From the entries below, list each line with "this".

□ □ □

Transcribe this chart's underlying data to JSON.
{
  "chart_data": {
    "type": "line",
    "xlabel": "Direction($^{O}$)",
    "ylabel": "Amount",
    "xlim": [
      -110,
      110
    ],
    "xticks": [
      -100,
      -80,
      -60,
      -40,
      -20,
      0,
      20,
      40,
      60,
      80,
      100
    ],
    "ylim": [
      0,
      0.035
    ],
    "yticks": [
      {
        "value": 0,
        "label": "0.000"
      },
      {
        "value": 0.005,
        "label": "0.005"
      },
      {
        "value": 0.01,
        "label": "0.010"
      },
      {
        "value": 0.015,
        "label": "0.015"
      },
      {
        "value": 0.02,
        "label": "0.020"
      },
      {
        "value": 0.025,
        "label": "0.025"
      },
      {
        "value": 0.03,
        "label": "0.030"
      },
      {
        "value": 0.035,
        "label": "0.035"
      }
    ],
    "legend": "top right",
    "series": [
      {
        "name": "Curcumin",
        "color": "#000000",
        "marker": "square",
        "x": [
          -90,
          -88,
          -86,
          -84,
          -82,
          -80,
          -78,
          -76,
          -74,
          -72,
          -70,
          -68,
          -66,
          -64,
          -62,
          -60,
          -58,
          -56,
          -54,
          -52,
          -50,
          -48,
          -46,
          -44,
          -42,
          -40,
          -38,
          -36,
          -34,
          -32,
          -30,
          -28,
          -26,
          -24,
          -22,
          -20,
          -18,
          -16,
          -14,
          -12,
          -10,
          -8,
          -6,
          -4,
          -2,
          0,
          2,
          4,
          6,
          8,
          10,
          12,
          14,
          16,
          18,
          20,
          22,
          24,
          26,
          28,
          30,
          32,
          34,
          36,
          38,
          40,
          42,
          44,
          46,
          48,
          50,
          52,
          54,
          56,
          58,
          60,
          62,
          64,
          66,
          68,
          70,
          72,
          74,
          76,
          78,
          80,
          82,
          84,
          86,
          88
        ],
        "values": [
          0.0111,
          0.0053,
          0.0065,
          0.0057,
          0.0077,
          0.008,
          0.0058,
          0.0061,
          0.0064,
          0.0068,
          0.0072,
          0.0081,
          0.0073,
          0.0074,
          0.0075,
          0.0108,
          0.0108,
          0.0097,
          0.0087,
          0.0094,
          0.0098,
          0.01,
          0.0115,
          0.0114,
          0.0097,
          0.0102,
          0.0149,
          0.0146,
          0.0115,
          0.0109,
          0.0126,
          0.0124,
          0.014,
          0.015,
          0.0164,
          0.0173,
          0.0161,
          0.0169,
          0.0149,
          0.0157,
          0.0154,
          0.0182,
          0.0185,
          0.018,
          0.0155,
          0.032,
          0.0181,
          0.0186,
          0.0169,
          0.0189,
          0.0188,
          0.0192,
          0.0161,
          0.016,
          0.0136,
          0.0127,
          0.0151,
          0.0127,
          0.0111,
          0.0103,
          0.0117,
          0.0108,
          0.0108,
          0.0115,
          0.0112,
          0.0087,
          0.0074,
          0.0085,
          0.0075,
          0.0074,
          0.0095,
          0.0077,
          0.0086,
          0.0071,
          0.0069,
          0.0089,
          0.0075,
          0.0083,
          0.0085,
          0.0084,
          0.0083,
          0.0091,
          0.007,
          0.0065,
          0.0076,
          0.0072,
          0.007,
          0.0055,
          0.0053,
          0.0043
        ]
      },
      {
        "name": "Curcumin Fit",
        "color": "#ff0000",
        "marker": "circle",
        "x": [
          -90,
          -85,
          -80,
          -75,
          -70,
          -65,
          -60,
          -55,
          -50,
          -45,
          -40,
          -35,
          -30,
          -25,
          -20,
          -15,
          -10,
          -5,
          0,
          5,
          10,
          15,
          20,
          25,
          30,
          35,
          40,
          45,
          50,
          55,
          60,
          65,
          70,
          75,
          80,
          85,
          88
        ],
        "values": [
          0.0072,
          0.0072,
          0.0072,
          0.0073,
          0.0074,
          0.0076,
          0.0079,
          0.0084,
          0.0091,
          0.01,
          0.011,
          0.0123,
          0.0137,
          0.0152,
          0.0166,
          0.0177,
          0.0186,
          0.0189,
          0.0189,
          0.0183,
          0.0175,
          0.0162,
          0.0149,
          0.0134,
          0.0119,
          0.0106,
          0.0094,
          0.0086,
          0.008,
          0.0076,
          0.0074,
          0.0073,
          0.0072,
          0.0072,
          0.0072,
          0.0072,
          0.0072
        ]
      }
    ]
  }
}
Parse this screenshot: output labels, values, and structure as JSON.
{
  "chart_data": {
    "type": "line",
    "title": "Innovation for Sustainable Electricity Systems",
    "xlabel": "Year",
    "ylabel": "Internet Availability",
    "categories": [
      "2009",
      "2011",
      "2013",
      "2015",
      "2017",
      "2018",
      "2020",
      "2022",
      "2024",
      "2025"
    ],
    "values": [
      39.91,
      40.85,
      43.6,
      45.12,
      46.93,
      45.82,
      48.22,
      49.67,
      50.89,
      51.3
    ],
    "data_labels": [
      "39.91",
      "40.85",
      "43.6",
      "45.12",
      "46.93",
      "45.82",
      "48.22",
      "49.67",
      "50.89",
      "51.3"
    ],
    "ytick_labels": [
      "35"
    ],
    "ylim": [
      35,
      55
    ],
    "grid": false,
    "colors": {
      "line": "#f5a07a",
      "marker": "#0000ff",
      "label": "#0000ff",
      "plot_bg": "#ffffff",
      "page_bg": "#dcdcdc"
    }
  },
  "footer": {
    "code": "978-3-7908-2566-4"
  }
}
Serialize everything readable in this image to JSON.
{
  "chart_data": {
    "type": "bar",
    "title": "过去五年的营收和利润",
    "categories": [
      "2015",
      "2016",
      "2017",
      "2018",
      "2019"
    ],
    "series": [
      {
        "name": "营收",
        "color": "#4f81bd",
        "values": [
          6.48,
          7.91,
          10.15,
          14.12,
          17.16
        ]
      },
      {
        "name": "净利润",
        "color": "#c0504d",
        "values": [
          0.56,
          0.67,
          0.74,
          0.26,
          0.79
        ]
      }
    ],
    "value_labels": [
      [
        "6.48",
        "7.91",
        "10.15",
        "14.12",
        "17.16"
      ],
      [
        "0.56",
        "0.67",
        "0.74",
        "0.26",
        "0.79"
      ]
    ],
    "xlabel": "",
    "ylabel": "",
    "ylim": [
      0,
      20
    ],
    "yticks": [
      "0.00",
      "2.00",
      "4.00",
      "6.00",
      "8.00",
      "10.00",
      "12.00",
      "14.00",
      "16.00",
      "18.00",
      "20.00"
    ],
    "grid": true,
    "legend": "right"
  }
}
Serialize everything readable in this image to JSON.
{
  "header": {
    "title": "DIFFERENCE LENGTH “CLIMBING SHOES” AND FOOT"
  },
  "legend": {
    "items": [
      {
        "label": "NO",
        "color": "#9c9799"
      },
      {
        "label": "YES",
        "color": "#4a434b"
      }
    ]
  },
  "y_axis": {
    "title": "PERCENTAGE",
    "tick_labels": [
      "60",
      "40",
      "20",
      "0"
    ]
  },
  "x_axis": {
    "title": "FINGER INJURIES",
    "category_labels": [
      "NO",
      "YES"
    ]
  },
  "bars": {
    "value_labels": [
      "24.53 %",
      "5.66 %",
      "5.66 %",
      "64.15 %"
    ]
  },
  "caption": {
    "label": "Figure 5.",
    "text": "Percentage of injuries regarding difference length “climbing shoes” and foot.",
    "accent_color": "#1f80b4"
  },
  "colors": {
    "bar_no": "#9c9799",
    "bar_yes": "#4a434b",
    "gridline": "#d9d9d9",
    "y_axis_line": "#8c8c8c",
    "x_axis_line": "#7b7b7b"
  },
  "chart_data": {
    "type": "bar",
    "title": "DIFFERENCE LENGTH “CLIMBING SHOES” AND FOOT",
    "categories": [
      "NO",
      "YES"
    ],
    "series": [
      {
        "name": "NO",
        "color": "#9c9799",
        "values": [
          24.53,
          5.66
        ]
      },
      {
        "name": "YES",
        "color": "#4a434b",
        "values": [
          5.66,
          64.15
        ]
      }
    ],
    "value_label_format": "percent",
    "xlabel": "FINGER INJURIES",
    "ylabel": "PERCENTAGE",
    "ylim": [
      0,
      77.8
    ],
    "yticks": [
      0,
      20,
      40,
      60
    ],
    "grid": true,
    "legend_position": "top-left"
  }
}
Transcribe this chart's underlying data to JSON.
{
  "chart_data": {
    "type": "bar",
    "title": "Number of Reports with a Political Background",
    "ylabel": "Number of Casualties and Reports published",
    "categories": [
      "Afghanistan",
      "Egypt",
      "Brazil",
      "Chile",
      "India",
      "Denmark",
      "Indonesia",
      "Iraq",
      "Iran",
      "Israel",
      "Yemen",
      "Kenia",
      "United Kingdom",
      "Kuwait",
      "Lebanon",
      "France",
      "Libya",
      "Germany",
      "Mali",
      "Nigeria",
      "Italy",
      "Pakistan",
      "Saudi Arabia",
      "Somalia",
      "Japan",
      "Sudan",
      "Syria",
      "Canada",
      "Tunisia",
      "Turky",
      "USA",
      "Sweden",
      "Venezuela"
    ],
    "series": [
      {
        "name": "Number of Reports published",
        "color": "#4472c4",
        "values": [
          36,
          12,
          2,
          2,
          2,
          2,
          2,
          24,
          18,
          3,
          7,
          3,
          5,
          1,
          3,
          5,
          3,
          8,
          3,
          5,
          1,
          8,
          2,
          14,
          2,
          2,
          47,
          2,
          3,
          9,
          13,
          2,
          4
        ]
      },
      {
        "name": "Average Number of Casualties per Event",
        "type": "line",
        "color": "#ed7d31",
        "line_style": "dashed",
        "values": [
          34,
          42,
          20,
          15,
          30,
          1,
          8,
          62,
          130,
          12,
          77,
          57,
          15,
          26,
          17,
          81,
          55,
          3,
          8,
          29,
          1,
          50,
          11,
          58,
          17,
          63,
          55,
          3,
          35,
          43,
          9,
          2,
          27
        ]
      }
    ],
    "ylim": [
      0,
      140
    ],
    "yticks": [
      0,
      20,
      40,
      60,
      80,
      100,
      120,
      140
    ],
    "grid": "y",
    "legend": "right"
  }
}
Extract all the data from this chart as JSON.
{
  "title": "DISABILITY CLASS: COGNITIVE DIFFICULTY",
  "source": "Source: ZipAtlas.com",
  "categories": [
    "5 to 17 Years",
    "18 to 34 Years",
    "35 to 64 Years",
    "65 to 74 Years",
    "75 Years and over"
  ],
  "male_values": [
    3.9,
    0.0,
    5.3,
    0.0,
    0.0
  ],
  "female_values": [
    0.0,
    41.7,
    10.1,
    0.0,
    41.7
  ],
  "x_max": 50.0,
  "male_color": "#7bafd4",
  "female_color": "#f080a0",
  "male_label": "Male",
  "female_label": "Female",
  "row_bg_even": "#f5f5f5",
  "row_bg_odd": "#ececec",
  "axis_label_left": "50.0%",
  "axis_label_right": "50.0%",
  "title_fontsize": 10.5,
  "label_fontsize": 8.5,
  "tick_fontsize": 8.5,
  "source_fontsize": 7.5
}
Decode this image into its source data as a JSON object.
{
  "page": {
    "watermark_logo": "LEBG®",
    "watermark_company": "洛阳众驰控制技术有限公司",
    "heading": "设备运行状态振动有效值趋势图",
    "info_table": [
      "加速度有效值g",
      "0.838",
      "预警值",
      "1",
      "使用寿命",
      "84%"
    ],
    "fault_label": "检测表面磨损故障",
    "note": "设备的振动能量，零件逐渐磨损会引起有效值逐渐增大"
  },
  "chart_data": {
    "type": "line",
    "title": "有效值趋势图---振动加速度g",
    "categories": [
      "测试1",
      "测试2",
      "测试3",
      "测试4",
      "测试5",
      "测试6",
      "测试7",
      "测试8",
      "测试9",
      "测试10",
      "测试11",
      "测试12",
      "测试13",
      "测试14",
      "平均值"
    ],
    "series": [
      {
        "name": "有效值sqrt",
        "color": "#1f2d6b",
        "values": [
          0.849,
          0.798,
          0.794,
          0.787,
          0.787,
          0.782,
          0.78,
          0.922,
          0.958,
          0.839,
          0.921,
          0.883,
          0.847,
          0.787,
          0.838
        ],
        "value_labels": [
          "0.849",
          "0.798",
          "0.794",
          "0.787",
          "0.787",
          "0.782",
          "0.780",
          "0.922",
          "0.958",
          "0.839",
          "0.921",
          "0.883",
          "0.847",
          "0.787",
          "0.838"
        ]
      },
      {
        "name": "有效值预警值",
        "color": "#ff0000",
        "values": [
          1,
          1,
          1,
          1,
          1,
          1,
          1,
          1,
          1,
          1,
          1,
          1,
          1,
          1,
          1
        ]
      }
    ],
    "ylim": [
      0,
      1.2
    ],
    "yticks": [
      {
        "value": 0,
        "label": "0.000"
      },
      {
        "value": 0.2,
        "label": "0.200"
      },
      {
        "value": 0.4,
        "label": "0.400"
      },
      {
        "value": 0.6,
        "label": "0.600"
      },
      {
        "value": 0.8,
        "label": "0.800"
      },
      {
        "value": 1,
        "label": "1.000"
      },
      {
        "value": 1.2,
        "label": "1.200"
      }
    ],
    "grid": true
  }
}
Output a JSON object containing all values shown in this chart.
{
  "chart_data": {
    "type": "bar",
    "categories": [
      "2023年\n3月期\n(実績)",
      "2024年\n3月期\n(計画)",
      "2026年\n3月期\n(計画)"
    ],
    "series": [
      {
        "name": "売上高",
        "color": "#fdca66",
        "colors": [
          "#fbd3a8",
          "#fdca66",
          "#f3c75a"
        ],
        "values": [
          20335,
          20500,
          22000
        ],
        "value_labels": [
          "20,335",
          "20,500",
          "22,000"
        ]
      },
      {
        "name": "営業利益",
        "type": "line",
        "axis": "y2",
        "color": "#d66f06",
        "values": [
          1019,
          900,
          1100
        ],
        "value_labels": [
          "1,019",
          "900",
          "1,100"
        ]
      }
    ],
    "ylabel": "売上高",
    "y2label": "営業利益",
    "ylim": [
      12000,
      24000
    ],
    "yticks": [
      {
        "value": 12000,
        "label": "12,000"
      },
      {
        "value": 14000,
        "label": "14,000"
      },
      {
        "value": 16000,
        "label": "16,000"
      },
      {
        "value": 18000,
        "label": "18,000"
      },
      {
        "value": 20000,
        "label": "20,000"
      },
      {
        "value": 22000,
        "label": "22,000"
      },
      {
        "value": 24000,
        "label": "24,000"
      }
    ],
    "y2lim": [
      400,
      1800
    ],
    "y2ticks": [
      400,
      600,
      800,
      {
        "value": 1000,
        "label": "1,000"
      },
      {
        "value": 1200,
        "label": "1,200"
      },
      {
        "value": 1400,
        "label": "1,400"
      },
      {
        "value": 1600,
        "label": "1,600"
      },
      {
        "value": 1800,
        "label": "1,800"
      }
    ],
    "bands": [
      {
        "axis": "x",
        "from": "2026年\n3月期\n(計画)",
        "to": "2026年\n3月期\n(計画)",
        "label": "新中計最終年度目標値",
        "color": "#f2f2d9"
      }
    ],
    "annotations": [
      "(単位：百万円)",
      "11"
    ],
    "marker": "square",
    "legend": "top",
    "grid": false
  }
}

□ □ □

**Solution**
Transcribe this chart's underlying data to JSON.
Parse this screenshot: output labels, values, and structure as JSON.
Serialize everything readable in this image to JSON.
Serialize everything readable in this image to JSON.
Transcribe this chart's underlying data to JSON.
Extract all the data from this chart as JSON.
Decode this image into its source data as a JSON object.
Output a JSON object containing all values shown in this chart.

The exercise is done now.